● What the exercise asks
Single out the lines that include the word "letter". Copy them.

● Records for this task
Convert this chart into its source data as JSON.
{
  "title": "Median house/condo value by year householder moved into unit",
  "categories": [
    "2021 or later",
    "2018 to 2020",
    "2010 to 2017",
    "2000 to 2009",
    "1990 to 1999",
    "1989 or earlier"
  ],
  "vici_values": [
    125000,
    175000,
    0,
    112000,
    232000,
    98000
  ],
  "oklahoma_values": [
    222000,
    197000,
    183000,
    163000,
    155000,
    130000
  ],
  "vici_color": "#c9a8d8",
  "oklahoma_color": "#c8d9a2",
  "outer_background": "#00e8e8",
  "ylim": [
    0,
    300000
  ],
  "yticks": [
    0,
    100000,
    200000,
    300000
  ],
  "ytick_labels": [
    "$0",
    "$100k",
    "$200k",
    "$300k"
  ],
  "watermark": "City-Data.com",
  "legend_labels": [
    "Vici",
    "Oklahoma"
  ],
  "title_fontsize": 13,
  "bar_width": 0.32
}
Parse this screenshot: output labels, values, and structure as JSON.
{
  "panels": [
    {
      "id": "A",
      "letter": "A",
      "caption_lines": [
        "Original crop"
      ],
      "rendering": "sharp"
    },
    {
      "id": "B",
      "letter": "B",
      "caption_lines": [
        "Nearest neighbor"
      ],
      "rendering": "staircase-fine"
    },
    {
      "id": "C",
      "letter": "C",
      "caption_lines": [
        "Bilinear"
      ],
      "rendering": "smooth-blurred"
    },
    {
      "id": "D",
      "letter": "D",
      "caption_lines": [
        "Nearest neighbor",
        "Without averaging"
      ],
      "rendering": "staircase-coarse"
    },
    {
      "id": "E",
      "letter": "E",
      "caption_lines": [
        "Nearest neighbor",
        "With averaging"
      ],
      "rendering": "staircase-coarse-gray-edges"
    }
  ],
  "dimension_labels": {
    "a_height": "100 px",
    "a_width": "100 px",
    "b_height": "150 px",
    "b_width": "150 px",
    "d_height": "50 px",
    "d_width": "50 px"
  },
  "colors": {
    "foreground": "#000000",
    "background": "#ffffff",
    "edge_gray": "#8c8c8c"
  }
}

● Output for this task
      "letter": "A",
      "letter": "B",
      "letter": "C",
      "letter": "D",
      "letter": "E",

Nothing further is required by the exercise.